* **What you need to do**
Give back a single number, the count of lines containing the word "Read".

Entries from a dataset
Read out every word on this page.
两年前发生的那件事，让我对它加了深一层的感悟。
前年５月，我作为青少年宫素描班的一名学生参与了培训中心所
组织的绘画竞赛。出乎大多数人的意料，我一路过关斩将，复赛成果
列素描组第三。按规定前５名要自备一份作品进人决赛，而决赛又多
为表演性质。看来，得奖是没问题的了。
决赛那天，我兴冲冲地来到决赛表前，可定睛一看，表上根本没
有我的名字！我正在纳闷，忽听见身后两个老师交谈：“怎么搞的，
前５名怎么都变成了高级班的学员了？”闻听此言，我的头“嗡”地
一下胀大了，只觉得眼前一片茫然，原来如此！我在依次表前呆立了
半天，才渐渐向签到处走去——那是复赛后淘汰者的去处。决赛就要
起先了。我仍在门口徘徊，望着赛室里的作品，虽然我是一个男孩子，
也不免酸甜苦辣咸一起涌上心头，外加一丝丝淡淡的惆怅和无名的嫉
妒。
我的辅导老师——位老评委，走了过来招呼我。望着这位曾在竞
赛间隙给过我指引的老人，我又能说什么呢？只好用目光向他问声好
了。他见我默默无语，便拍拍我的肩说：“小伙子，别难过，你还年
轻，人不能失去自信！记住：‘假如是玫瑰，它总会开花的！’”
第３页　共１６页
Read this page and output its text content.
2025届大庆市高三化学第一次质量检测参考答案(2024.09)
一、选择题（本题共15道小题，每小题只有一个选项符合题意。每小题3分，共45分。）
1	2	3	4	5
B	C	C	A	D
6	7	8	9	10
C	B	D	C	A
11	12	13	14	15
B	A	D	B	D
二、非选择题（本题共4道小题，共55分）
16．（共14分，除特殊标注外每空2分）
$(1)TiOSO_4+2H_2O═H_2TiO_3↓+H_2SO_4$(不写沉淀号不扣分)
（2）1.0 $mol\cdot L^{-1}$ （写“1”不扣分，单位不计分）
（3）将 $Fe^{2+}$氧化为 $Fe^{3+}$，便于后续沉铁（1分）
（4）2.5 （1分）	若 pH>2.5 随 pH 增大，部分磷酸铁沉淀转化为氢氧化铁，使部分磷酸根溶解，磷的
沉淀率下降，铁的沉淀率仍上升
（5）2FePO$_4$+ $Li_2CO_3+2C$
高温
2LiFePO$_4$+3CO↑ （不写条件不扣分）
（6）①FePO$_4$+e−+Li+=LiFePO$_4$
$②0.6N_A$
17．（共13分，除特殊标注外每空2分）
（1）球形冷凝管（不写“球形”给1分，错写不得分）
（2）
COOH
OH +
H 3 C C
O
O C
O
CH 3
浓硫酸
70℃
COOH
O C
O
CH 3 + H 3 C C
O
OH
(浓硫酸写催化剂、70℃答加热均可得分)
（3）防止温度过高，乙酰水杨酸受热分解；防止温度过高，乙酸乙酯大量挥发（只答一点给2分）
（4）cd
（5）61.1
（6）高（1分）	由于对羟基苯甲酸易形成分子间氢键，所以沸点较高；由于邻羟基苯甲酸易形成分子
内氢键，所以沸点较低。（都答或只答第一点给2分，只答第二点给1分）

* **Expected output**
2